### [BRIEF]
Reproduce all of the data below without alteration; exclude every picture.
─── DATA TO USE
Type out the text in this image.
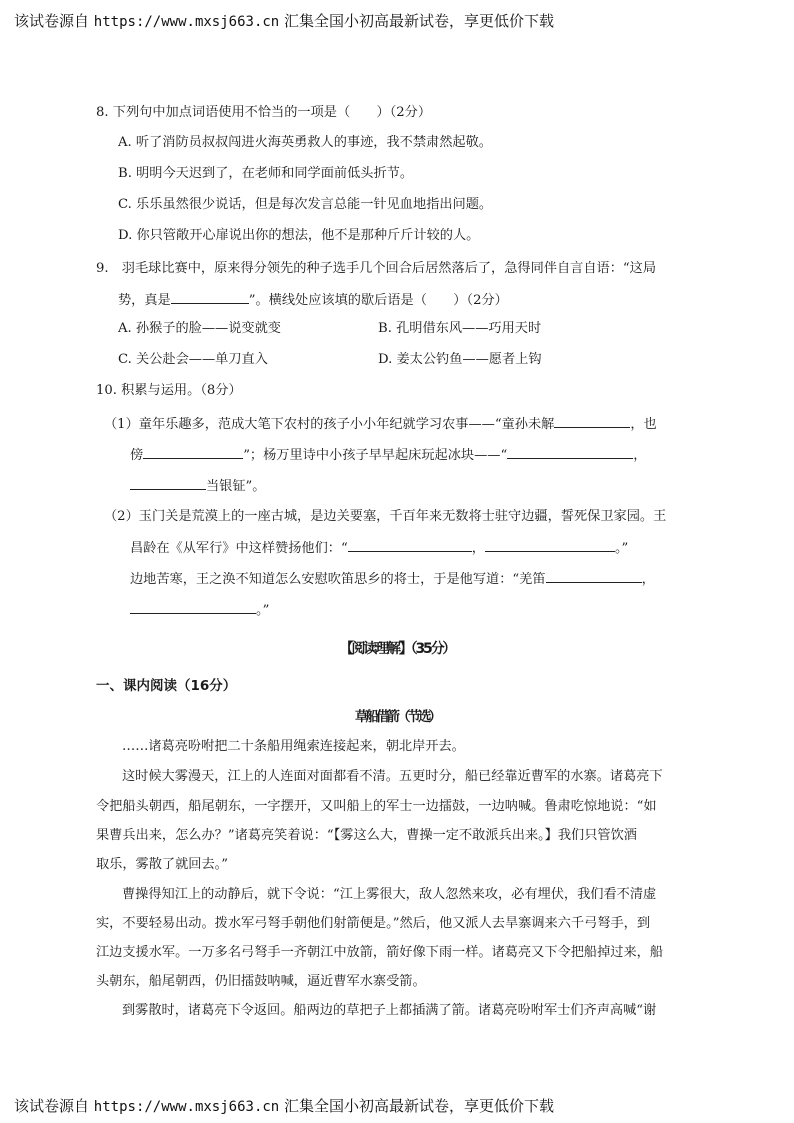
该试卷源自 https://www.mxsj663.cn 汇集全国小初高最新试卷，享更低价下载
8. 下列句中加点词语使用不恰当的一项是（　　）（2分）
A. 听了消防员叔叔闯进火海英勇救人的事迹，我不禁肃然起敬。
B. 明明今天迟到了，在老师和同学面前低头折节。
C. 乐乐虽然很少说话，但是每次发言总能一针见血地指出问题。
D. 你只管敞开心扉说出你的想法，他不是那种斤斤计较的人。
9.　羽毛球比赛中，原来得分领先的种子选手几个回合后居然落后了，急得同伴自言自语：“这局
势，真是	”。横线处应该填的歇后语是（　　）（2分）
A. 孙猴子的脸——说变就变	B. 孔明借东风——巧用天时
C. 关公赴会——单刀直入	D. 姜太公钓鱼——愿者上钩
10. 积累与运用。（8分）
（1）童年乐趣多，范成大笔下农村的孩子小小年纪就学习农事——“童孙未解	，也
傍	”；杨万里诗中小孩子早早起床玩起冰块——“	，
当银钲”。
（2）玉门关是荒漠上的一座古城，是边关要塞，千百年来无数将士驻守边疆，誓死保卫家园。王
昌龄在《从军行》中这样赞扬他们：“	，	。”
边地苦寒，王之涣不知道怎么安慰吹笛思乡的将士，于是他写道：“羌笛	，
。”
【阅读理解】（35分）
一、课内阅读（16分）
草船借箭（节选）
……诸葛亮吩咐把二十条船用绳索连接起来，朝北岸开去。
这时候大雾漫天，江上的人连面对面都看不清。五更时分，船已经靠近曹军的水寨。诸葛亮下
令把船头朝西，船尾朝东，一字摆开，又叫船上的军士一边擂鼓，一边呐喊。鲁肃吃惊地说：“如
果曹兵出来，怎么办？”诸葛亮笑着说：“【雾这么大，曹操一定不敢派兵出来。】我们只管饮酒
取乐，雾散了就回去。”
曹操得知江上的动静后，就下令说：“江上雾很大，敌人忽然来攻，必有埋伏，我们看不清虚
实，不要轻易出动。拨水军弓弩手朝他们射箭便是。”然后，他又派人去旱寨调来六千弓弩手，到
江边支援水军。一万多名弓弩手一齐朝江中放箭，箭好像下雨一样。诸葛亮又下令把船掉过来，船
头朝东，船尾朝西，仍旧擂鼓呐喊，逼近曹军水寨受箭。
到雾散时，诸葛亮下令返回。船两边的草把子上都插满了箭。诸葛亮吩咐军士们齐声高喊“谢
该试卷源自 https://www.mxsj663.cn 汇集全国小初高最新试卷，享更低价下载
──────
### [COMPLETE RESPONSE]
Type out the text in this image.
该试卷源自 https://www.mxsj663.cn 汇集全国小初高最新试卷，享更低价下载
8. 下列句中加点词语使用不恰当的一项是（　　）（2分）
A. 听了消防员叔叔闯进火海英勇救人的事迹，我不禁肃然起敬。
B. 明明今天迟到了，在老师和同学面前低头折节。
C. 乐乐虽然很少说话，但是每次发言总能一针见血地指出问题。
D. 你只管敞开心扉说出你的想法，他不是那种斤斤计较的人。
9.　羽毛球比赛中，原来得分领先的种子选手几个回合后居然落后了，急得同伴自言自语：“这局
势，真是	”。横线处应该填的歇后语是（　　）（2分）
A. 孙猴子的脸——说变就变	B. 孔明借东风——巧用天时
C. 关公赴会——单刀直入	D. 姜太公钓鱼——愿者上钩
10. 积累与运用。（8分）
（1）童年乐趣多，范成大笔下农村的孩子小小年纪就学习农事——“童孙未解	，也
傍	”；杨万里诗中小孩子早早起床玩起冰块——“	，
当银钲”。
（2）玉门关是荒漠上的一座古城，是边关要塞，千百年来无数将士驻守边疆，誓死保卫家园。王
昌龄在《从军行》中这样赞扬他们：“	，	。”
边地苦寒，王之涣不知道怎么安慰吹笛思乡的将士，于是他写道：“羌笛	，
。”
【阅读理解】（35分）
一、课内阅读（16分）
草船借箭（节选）
……诸葛亮吩咐把二十条船用绳索连接起来，朝北岸开去。
这时候大雾漫天，江上的人连面对面都看不清。五更时分，船已经靠近曹军的水寨。诸葛亮下
令把船头朝西，船尾朝东，一字摆开，又叫船上的军士一边擂鼓，一边呐喊。鲁肃吃惊地说：“如
果曹兵出来，怎么办？”诸葛亮笑着说：“【雾这么大，曹操一定不敢派兵出来。】我们只管饮酒
取乐，雾散了就回去。”
曹操得知江上的动静后，就下令说：“江上雾很大，敌人忽然来攻，必有埋伏，我们看不清虚
实，不要轻易出动。拨水军弓弩手朝他们射箭便是。”然后，他又派人去旱寨调来六千弓弩手，到
江边支援水军。一万多名弓弩手一齐朝江中放箭，箭好像下雨一样。诸葛亮又下令把船掉过来，船
头朝东，船尾朝西，仍旧擂鼓呐喊，逼近曹军水寨受箭。
到雾散时，诸葛亮下令返回。船两边的草把子上都插满了箭。诸葛亮吩咐军士们齐声高喊“谢
该试卷源自 https://www.mxsj663.cn 汇集全国小初高最新试卷，享更低价下载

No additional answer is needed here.